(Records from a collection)

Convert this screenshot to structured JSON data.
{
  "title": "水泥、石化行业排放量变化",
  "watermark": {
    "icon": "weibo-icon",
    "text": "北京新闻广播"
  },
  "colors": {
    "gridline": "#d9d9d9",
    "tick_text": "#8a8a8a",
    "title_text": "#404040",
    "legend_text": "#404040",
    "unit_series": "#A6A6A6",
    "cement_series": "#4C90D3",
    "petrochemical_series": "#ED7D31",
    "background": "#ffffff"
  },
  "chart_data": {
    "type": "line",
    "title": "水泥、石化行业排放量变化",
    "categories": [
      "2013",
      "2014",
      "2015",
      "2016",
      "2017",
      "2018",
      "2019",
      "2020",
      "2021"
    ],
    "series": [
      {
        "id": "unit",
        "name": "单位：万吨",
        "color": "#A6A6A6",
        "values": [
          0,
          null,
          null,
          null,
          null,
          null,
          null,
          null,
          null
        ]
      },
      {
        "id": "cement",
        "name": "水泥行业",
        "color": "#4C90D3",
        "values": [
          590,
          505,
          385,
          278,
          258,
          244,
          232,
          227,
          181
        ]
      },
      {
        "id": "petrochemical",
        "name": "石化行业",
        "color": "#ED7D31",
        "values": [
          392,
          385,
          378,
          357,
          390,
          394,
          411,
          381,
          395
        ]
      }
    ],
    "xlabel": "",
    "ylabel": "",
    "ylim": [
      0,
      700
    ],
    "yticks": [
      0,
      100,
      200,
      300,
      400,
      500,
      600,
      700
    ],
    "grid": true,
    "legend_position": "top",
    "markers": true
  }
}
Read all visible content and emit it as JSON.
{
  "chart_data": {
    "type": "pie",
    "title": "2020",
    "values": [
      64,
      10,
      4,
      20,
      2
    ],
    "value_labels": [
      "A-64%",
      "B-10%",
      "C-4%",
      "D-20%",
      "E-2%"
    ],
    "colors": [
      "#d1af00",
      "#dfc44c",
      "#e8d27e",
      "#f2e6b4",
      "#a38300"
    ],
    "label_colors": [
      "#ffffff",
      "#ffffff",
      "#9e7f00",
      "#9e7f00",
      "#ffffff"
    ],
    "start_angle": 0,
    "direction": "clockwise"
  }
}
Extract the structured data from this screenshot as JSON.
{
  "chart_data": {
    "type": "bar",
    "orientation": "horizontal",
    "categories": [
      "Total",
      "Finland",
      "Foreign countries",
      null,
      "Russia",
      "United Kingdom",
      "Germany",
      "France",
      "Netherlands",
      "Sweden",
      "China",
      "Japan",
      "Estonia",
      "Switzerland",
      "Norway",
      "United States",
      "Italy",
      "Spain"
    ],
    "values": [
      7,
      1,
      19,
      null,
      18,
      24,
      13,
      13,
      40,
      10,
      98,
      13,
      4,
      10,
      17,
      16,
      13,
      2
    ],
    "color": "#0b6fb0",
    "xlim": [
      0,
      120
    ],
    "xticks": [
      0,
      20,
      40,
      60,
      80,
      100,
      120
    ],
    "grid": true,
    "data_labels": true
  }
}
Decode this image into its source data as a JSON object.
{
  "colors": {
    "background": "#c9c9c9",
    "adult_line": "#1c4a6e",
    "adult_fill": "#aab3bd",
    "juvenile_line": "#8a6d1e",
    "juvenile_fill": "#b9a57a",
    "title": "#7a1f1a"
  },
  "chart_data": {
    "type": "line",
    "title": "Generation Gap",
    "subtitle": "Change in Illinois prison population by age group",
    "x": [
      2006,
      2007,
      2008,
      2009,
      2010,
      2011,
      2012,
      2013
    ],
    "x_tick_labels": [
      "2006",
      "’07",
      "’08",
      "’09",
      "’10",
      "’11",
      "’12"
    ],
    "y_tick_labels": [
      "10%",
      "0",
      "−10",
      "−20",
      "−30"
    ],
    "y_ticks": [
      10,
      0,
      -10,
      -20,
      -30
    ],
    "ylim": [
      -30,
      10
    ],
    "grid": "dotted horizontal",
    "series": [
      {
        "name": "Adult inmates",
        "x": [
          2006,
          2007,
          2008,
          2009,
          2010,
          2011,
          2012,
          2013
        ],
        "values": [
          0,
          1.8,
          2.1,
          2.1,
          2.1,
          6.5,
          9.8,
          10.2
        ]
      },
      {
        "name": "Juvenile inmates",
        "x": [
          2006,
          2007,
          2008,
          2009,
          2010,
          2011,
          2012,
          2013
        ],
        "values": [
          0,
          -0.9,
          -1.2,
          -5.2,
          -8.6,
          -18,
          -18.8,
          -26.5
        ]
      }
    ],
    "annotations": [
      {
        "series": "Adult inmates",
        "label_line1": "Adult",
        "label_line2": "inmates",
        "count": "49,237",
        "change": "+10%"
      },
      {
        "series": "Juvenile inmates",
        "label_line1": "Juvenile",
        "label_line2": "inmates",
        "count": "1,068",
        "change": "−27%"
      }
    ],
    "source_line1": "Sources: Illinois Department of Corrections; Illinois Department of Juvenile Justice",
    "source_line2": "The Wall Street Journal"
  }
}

**REQUIRED WORK:**
Look through the data above. Each line containing the word "石化行业排放量变化" needs to be copied.

**TASK ANSWER:**
  "title": "水泥、石化行业排放量变化",
    "title": "水泥、石化行业排放量变化",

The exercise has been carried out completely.